• [WRITTEN INSTRUCTION] Print the listing in its entirety and exactly, leaving out images.

:::::

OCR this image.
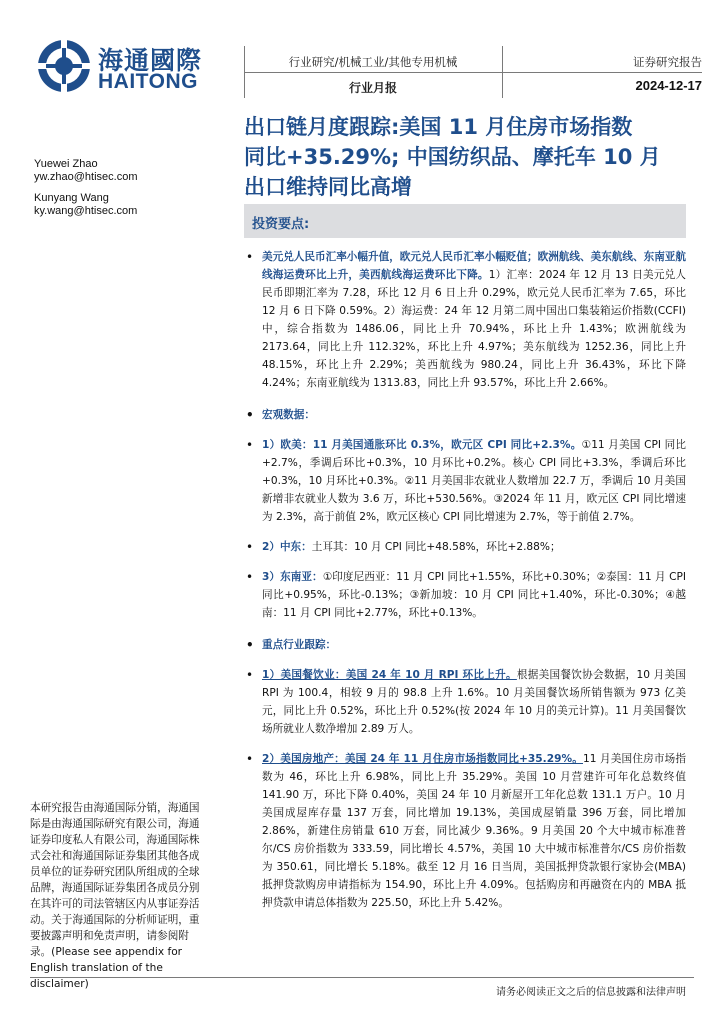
海通國際
HAITONG
行业研究/机械工业/其他专用机械
行业月报
证券研究报告
2024-12-17
出口链月度跟踪:美国 11 月住房市场指数
同比+35.29%; 中国纺织品、摩托车 10 月
出口维持同比高增
Yuewei Zhao
yw.zhao@htisec.com
Kunyang Wang
ky.wang@htisec.com
投资要点:

• 美元兑人民币汇率小幅升值，欧元兑人民币汇率小幅贬值；欧洲航线、美东航线、东南亚航线海运费环比上升，美西航线海运费环比下降。1）汇率：2024 年 12 月 13 日美元兑人民币即期汇率为 7.28，环比 12 月 6 日上升 0.29%，欧元兑人民币汇率为 7.65，环比 12 月 6 日下降 0.59%。2）海运费：24 年 12 月第二周中国出口集装箱运价指数(CCFI)中，综合指数为 1486.06，同比上升 70.94%，环比上升 1.43%；欧洲航线为 2173.64，同比上升 112.32%，环比上升 4.97%；美东航线为 1252.36，同比上升 48.15%，环比上升 2.29%；美西航线为 980.24，同比上升 36.43%，环比下降 4.24%；东南亚航线为 1313.83，同比上升 93.57%，环比上升 2.66%。

• 宏观数据：

• 1）欧美：11 月美国通胀环比 0.3%，欧元区 CPI 同比+2.3%。①11 月美国 CPI 同比+2.7%，季调后环比+0.3%，10 月环比+0.2%。核心 CPI 同比+3.3%，季调后环比+0.3%，10 月环比+0.3%。②11 月美国非农就业人数增加 22.7 万，季调后 10 月美国新增非农就业人数为 3.6 万，环比+530.56%。③2024 年 11 月，欧元区 CPI 同比增速为 2.3%，高于前值 2%，欧元区核心 CPI 同比增速为 2.7%，等于前值 2.7%。

• 2）中东：土耳其：10 月 CPI 同比+48.58%，环比+2.88%；

• 3）东南亚：①印度尼西亚：11 月 CPI 同比+1.55%，环比+0.30%；②泰国：11 月 CPI 同比+0.95%，环比-0.13%；③新加坡：10 月 CPI 同比+1.40%，环比-0.30%；④越南：11 月 CPI 同比+2.77%，环比+0.13%。

• 重点行业跟踪：

• 1）美国餐饮业：美国 24 年 10 月 RPI 环比上升。根据美国餐饮协会数据，10 月美国 RPI 为 100.4，相较 9 月的 98.8 上升 1.6%。10 月美国餐饮场所销售额为 973 亿美元，同比上升 0.52%，环比上升 0.52%(按 2024 年 10 月的美元计算)。11 月美国餐饮场所就业人数净增加 2.89 万人。

• 2）美国房地产：美国 24 年 11 月住房市场指数同比+35.29%。11 月美国住房市场指数为 46，环比上升 6.98%，同比上升 35.29%。美国 10 月营建许可年化总数终值 141.90 万，环比下降 0.40%，美国 24 年 10 月新屋开工年化总数 131.1 万户。10 月美国成屋库存量 137 万套，同比增加 19.13%，美国成屋销量 396 万套，同比增加 2.86%，新建住房销量 610 万套，同比减少 9.36%。9 月美国 20 个大中城市标准普尔/CS 房价指数为 333.59，同比增长 4.57%，美国 10 大中城市标准普尔/CS 房价指数为 350.61，同比增长 5.18%。截至 12 月 16 日当周，美国抵押贷款银行家协会(MBA)抵押贷款购房申请指标为 154.90，环比上升 4.09%。包括购房和再融资在内的 MBA 抵押贷款申请总体指数为 225.50，环比上升 5.42%。

本研究报告由海通国际分销，海通国际是由海通国际研究有限公司，海通证券印度私人有限公司，海通国际株式会社和海通国际证券集团其他各成员单位的证券研究团队所组成的全球品牌，海通国际证券集团各成员分别在其许可的司法管辖区内从事证券活动。关于海通国际的分析师证明，重要披露声明和免责声明，请参阅附录。(Please see appendix for English translation of the disclaimer)
请务必阅读正文之后的信息披露和法律声明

:::::

• [RESULT OF THE TASK]
OCR this image.
海通國際
HAITONG
行业研究/机械工业/其他专用机械
行业月报
证券研究报告
2024-12-17
出口链月度跟踪:美国 11 月住房市场指数
同比+35.29%; 中国纺织品、摩托车 10 月
出口维持同比高增
Yuewei Zhao
yw.zhao@htisec.com
Kunyang Wang
ky.wang@htisec.com
投资要点:

• 美元兑人民币汇率小幅升值，欧元兑人民币汇率小幅贬值；欧洲航线、美东航线、东南亚航线海运费环比上升，美西航线海运费环比下降。1）汇率：2024 年 12 月 13 日美元兑人民币即期汇率为 7.28，环比 12 月 6 日上升 0.29%，欧元兑人民币汇率为 7.65，环比 12 月 6 日下降 0.59%。2）海运费：24 年 12 月第二周中国出口集装箱运价指数(CCFI)中，综合指数为 1486.06，同比上升 70.94%，环比上升 1.43%；欧洲航线为 2173.64，同比上升 112.32%，环比上升 4.97%；美东航线为 1252.36，同比上升 48.15%，环比上升 2.29%；美西航线为 980.24，同比上升 36.43%，环比下降 4.24%；东南亚航线为 1313.83，同比上升 93.57%，环比上升 2.66%。

• 宏观数据：

• 1）欧美：11 月美国通胀环比 0.3%，欧元区 CPI 同比+2.3%。①11 月美国 CPI 同比+2.7%，季调后环比+0.3%，10 月环比+0.2%。核心 CPI 同比+3.3%，季调后环比+0.3%，10 月环比+0.3%。②11 月美国非农就业人数增加 22.7 万，季调后 10 月美国新增非农就业人数为 3.6 万，环比+530.56%。③2024 年 11 月，欧元区 CPI 同比增速为 2.3%，高于前值 2%，欧元区核心 CPI 同比增速为 2.7%，等于前值 2.7%。

• 2）中东：土耳其：10 月 CPI 同比+48.58%，环比+2.88%；

• 3）东南亚：①印度尼西亚：11 月 CPI 同比+1.55%，环比+0.30%；②泰国：11 月 CPI 同比+0.95%，环比-0.13%；③新加坡：10 月 CPI 同比+1.40%，环比-0.30%；④越南：11 月 CPI 同比+2.77%，环比+0.13%。

• 重点行业跟踪：

• 1）美国餐饮业：美国 24 年 10 月 RPI 环比上升。根据美国餐饮协会数据，10 月美国 RPI 为 100.4，相较 9 月的 98.8 上升 1.6%。10 月美国餐饮场所销售额为 973 亿美元，同比上升 0.52%，环比上升 0.52%(按 2024 年 10 月的美元计算)。11 月美国餐饮场所就业人数净增加 2.89 万人。

• 2）美国房地产：美国 24 年 11 月住房市场指数同比+35.29%。11 月美国住房市场指数为 46，环比上升 6.98%，同比上升 35.29%。美国 10 月营建许可年化总数终值 141.90 万，环比下降 0.40%，美国 24 年 10 月新屋开工年化总数 131.1 万户。10 月美国成屋库存量 137 万套，同比增加 19.13%，美国成屋销量 396 万套，同比增加 2.86%，新建住房销量 610 万套，同比减少 9.36%。9 月美国 20 个大中城市标准普尔/CS 房价指数为 333.59，同比增长 4.57%，美国 10 大中城市标准普尔/CS 房价指数为 350.61，同比增长 5.18%。截至 12 月 16 日当周，美国抵押贷款银行家协会(MBA)抵押贷款购房申请指标为 154.90，环比上升 4.09%。包括购房和再融资在内的 MBA 抵押贷款申请总体指数为 225.50，环比上升 5.42%。

本研究报告由海通国际分销，海通国际是由海通国际研究有限公司，海通证券印度私人有限公司，海通国际株式会社和海通国际证券集团其他各成员单位的证券研究团队所组成的全球品牌，海通国际证券集团各成员分别在其许可的司法管辖区内从事证券活动。关于海通国际的分析师证明，重要披露声明和免责声明，请参阅附录。(Please see appendix for English translation of the disclaimer)
请务必阅读正文之后的信息披露和法律声明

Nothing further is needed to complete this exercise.